* **WHAT IS ASKED**:
Reproduce each of the following records verbatim, keeping every line unchanged and in its original order.

* **TASK DATA**:
■ ■ ■ ■

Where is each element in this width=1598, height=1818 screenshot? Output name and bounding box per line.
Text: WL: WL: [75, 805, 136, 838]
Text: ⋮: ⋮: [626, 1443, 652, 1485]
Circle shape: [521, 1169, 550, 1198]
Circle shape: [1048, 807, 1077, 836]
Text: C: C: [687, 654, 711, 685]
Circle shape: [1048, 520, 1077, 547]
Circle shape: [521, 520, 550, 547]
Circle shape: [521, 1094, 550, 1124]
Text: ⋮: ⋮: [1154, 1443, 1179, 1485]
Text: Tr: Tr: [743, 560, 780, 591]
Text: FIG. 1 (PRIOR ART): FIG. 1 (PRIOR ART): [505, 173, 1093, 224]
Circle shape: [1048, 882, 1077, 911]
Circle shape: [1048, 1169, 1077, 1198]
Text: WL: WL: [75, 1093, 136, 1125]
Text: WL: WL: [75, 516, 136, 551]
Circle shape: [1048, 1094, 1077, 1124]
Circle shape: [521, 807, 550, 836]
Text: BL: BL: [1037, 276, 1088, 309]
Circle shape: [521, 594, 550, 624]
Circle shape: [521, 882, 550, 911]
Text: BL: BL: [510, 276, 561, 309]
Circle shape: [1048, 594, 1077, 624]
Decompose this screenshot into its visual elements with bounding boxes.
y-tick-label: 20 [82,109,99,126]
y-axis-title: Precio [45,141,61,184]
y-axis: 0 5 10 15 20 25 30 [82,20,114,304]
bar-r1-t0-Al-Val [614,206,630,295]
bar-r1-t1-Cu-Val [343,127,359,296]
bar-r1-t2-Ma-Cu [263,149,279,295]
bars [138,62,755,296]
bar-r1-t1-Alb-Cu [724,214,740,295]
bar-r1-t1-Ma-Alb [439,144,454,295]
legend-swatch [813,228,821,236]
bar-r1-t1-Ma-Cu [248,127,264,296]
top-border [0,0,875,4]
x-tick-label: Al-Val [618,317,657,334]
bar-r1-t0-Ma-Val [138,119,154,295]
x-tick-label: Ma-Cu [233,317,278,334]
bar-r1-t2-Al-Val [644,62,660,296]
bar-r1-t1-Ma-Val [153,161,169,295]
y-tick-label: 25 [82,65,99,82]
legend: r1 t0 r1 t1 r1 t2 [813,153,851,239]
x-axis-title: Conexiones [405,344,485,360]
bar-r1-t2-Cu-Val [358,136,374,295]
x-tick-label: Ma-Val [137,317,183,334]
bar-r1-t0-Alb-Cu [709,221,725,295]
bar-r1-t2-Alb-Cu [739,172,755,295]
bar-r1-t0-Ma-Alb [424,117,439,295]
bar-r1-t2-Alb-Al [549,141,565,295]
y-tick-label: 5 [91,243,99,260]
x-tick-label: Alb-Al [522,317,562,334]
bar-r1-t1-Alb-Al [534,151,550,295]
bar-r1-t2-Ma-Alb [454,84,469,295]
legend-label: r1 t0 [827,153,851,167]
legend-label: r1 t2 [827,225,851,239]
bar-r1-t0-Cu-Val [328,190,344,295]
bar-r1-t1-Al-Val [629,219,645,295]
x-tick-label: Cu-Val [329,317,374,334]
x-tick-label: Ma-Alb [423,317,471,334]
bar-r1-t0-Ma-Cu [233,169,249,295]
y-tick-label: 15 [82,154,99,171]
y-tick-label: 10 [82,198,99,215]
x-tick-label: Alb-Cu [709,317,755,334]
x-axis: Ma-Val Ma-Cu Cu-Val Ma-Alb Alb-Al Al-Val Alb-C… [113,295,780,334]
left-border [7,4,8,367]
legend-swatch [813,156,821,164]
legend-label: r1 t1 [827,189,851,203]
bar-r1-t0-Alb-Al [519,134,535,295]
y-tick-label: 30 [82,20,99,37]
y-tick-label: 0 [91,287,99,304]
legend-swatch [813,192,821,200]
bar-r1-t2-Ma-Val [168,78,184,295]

■ ■ ■ ■

* **RESULT FOR THIS EXERCISE**:
Where is each element in this width=1598, height=1818 screenshot? Output name and bounding box per line.
Text: WL: WL: [75, 805, 136, 838]
Text: ⋮: ⋮: [626, 1443, 652, 1485]
Circle shape: [521, 1169, 550, 1198]
Circle shape: [1048, 807, 1077, 836]
Text: C: C: [687, 654, 711, 685]
Circle shape: [1048, 520, 1077, 547]
Circle shape: [521, 520, 550, 547]
Circle shape: [521, 1094, 550, 1124]
Text: ⋮: ⋮: [1154, 1443, 1179, 1485]
Text: Tr: Tr: [743, 560, 780, 591]
Text: FIG. 1 (PRIOR ART): FIG. 1 (PRIOR ART): [505, 173, 1093, 224]
Circle shape: [1048, 882, 1077, 911]
Circle shape: [1048, 1169, 1077, 1198]
Text: WL: WL: [75, 1093, 136, 1125]
Text: WL: WL: [75, 516, 136, 551]
Circle shape: [1048, 1094, 1077, 1124]
Circle shape: [521, 807, 550, 836]
Text: BL: BL: [1037, 276, 1088, 309]
Circle shape: [521, 594, 550, 624]
Circle shape: [521, 882, 550, 911]
Text: BL: BL: [510, 276, 561, 309]
Circle shape: [1048, 594, 1077, 624]
Decompose this screenshot into its visual elements with bounding boxes.
y-tick-label: 20 [82,109,99,126]
y-axis-title: Precio [45,141,61,184]
y-axis: 0 5 10 15 20 25 30 [82,20,114,304]
bar-r1-t0-Al-Val [614,206,630,295]
bar-r1-t1-Cu-Val [343,127,359,296]
bar-r1-t2-Ma-Cu [263,149,279,295]
bars [138,62,755,296]
bar-r1-t1-Alb-Cu [724,214,740,295]
bar-r1-t1-Ma-Alb [439,144,454,295]
legend-swatch [813,228,821,236]
bar-r1-t1-Ma-Cu [248,127,264,296]
top-border [0,0,875,4]
x-tick-label: Al-Val [618,317,657,334]
bar-r1-t0-Ma-Val [138,119,154,295]
x-tick-label: Ma-Cu [233,317,278,334]
bar-r1-t2-Al-Val [644,62,660,296]
bar-r1-t1-Ma-Val [153,161,169,295]
y-tick-label: 25 [82,65,99,82]
legend: r1 t0 r1 t1 r1 t2 [813,153,851,239]
x-axis-title: Conexiones [405,344,485,360]
bar-r1-t2-Cu-Val [358,136,374,295]
x-tick-label: Ma-Val [137,317,183,334]
bar-r1-t0-Alb-Cu [709,221,725,295]
bar-r1-t2-Alb-Cu [739,172,755,295]
bar-r1-t0-Ma-Alb [424,117,439,295]
bar-r1-t2-Alb-Al [549,141,565,295]
y-tick-label: 5 [91,243,99,260]
x-tick-label: Alb-Al [522,317,562,334]
bar-r1-t1-Alb-Al [534,151,550,295]
bar-r1-t2-Ma-Alb [454,84,469,295]
legend-label: r1 t0 [827,153,851,167]
legend-label: r1 t2 [827,225,851,239]
bar-r1-t0-Cu-Val [328,190,344,295]
bar-r1-t1-Al-Val [629,219,645,295]
x-tick-label: Cu-Val [329,317,374,334]
x-tick-label: Ma-Alb [423,317,471,334]
bar-r1-t0-Ma-Cu [233,169,249,295]
y-tick-label: 15 [82,154,99,171]
y-tick-label: 10 [82,198,99,215]
x-tick-label: Alb-Cu [709,317,755,334]
x-axis: Ma-Val Ma-Cu Cu-Val Ma-Alb Alb-Al Al-Val Alb-C… [113,295,780,334]
left-border [7,4,8,367]
legend-swatch [813,156,821,164]
legend-label: r1 t1 [827,189,851,203]
bar-r1-t0-Alb-Al [519,134,535,295]
y-tick-label: 30 [82,20,99,37]
y-tick-label: 0 [91,287,99,304]
legend-swatch [813,192,821,200]
bar-r1-t2-Ma-Val [168,78,184,295]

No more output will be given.